ITEMS =

..........

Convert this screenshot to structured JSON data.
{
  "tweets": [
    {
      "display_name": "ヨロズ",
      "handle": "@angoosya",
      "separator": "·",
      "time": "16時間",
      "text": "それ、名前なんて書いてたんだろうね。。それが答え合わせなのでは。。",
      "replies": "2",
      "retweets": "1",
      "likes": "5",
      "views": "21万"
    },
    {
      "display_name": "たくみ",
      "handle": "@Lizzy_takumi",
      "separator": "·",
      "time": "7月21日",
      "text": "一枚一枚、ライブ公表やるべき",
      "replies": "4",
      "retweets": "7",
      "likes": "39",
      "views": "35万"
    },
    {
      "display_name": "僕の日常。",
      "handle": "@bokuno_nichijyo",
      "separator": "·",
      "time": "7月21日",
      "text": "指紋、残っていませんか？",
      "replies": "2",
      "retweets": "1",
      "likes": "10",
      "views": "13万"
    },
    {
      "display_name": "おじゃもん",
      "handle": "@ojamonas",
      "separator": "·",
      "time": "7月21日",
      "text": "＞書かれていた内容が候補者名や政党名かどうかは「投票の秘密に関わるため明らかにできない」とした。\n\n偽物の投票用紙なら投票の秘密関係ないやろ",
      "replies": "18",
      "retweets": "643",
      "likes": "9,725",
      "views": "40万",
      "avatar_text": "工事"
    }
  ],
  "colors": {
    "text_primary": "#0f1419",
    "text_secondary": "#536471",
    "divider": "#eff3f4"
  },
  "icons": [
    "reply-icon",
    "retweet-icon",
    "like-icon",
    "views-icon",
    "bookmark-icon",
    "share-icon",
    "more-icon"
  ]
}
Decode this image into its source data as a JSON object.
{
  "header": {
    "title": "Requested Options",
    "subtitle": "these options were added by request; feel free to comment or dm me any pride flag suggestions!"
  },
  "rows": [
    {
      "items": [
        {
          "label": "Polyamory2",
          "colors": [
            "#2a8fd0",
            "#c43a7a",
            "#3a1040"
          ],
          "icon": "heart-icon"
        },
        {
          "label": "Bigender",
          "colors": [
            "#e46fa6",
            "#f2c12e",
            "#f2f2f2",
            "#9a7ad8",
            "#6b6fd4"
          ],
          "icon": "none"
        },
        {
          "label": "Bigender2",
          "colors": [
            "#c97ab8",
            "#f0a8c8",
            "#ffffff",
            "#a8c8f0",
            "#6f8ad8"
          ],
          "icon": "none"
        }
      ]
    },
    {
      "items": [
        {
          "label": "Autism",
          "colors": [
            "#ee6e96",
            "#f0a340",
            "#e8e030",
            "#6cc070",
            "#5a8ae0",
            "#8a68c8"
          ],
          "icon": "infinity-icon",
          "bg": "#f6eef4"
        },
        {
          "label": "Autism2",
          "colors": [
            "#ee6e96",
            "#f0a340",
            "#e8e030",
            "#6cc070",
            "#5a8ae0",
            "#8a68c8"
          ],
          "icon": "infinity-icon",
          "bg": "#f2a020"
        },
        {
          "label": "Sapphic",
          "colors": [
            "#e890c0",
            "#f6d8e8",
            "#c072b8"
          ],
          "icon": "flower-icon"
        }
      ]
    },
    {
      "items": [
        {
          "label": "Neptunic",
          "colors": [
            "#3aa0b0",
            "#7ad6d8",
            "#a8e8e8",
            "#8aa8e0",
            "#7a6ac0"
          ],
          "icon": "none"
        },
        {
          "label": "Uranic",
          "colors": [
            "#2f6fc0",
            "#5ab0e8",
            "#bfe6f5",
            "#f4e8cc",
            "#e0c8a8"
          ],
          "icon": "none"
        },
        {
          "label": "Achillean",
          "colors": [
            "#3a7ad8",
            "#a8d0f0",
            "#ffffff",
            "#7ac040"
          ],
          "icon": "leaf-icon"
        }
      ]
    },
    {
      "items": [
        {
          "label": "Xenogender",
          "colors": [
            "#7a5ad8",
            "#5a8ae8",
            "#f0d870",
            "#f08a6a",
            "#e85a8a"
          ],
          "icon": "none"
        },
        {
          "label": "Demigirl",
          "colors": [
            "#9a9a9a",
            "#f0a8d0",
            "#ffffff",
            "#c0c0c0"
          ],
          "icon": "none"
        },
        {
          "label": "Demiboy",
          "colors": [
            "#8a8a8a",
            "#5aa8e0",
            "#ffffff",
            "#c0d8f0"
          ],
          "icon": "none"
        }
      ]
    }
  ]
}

..........

DIRECTIVE =
Repeat every entry exactly, please.

WORKED SOLUTION =
Convert this screenshot to structured JSON data.
{
  "tweets": [
    {
      "display_name": "ヨロズ",
      "handle": "@angoosya",
      "separator": "·",
      "time": "16時間",
      "text": "それ、名前なんて書いてたんだろうね。。それが答え合わせなのでは。。",
      "replies": "2",
      "retweets": "1",
      "likes": "5",
      "views": "21万"
    },
    {
      "display_name": "たくみ",
      "handle": "@Lizzy_takumi",
      "separator": "·",
      "time": "7月21日",
      "text": "一枚一枚、ライブ公表やるべき",
      "replies": "4",
      "retweets": "7",
      "likes": "39",
      "views": "35万"
    },
    {
      "display_name": "僕の日常。",
      "handle": "@bokuno_nichijyo",
      "separator": "·",
      "time": "7月21日",
      "text": "指紋、残っていませんか？",
      "replies": "2",
      "retweets": "1",
      "likes": "10",
      "views": "13万"
    },
    {
      "display_name": "おじゃもん",
      "handle": "@ojamonas",
      "separator": "·",
      "time": "7月21日",
      "text": "＞書かれていた内容が候補者名や政党名かどうかは「投票の秘密に関わるため明らかにできない」とした。\n\n偽物の投票用紙なら投票の秘密関係ないやろ",
      "replies": "18",
      "retweets": "643",
      "likes": "9,725",
      "views": "40万",
      "avatar_text": "工事"
    }
  ],
  "colors": {
    "text_primary": "#0f1419",
    "text_secondary": "#536471",
    "divider": "#eff3f4"
  },
  "icons": [
    "reply-icon",
    "retweet-icon",
    "like-icon",
    "views-icon",
    "bookmark-icon",
    "share-icon",
    "more-icon"
  ]
}
Decode this image into its source data as a JSON object.
{
  "header": {
    "title": "Requested Options",
    "subtitle": "these options were added by request; feel free to comment or dm me any pride flag suggestions!"
  },
  "rows": [
    {
      "items": [
        {
          "label": "Polyamory2",
          "colors": [
            "#2a8fd0",
            "#c43a7a",
            "#3a1040"
          ],
          "icon": "heart-icon"
        },
        {
          "label": "Bigender",
          "colors": [
            "#e46fa6",
            "#f2c12e",
            "#f2f2f2",
            "#9a7ad8",
            "#6b6fd4"
          ],
          "icon": "none"
        },
        {
          "label": "Bigender2",
          "colors": [
            "#c97ab8",
            "#f0a8c8",
            "#ffffff",
            "#a8c8f0",
            "#6f8ad8"
          ],
          "icon": "none"
        }
      ]
    },
    {
      "items": [
        {
          "label": "Autism",
          "colors": [
            "#ee6e96",
            "#f0a340",
            "#e8e030",
            "#6cc070",
            "#5a8ae0",
            "#8a68c8"
          ],
          "icon": "infinity-icon",
          "bg": "#f6eef4"
        },
        {
          "label": "Autism2",
          "colors": [
            "#ee6e96",
            "#f0a340",
            "#e8e030",
            "#6cc070",
            "#5a8ae0",
            "#8a68c8"
          ],
          "icon": "infinity-icon",
          "bg": "#f2a020"
        },
        {
          "label": "Sapphic",
          "colors": [
            "#e890c0",
            "#f6d8e8",
            "#c072b8"
          ],
          "icon": "flower-icon"
        }
      ]
    },
    {
      "items": [
        {
          "label": "Neptunic",
          "colors": [
            "#3aa0b0",
            "#7ad6d8",
            "#a8e8e8",
            "#8aa8e0",
            "#7a6ac0"
          ],
          "icon": "none"
        },
        {
          "label": "Uranic",
          "colors": [
            "#2f6fc0",
            "#5ab0e8",
            "#bfe6f5",
            "#f4e8cc",
            "#e0c8a8"
          ],
          "icon": "none"
        },
        {
          "label": "Achillean",
          "colors": [
            "#3a7ad8",
            "#a8d0f0",
            "#ffffff",
            "#7ac040"
          ],
          "icon": "leaf-icon"
        }
      ]
    },
    {
      "items": [
        {
          "label": "Xenogender",
          "colors": [
            "#7a5ad8",
            "#5a8ae8",
            "#f0d870",
            "#f08a6a",
            "#e85a8a"
          ],
          "icon": "none"
        },
        {
          "label": "Demigirl",
          "colors": [
            "#9a9a9a",
            "#f0a8d0",
            "#ffffff",
            "#c0c0c0"
          ],
          "icon": "none"
        },
        {
          "label": "Demiboy",
          "colors": [
            "#8a8a8a",
            "#5aa8e0",
            "#ffffff",
            "#c0d8f0"
          ],
          "icon": "none"
        }
      ]
    }
  ]
}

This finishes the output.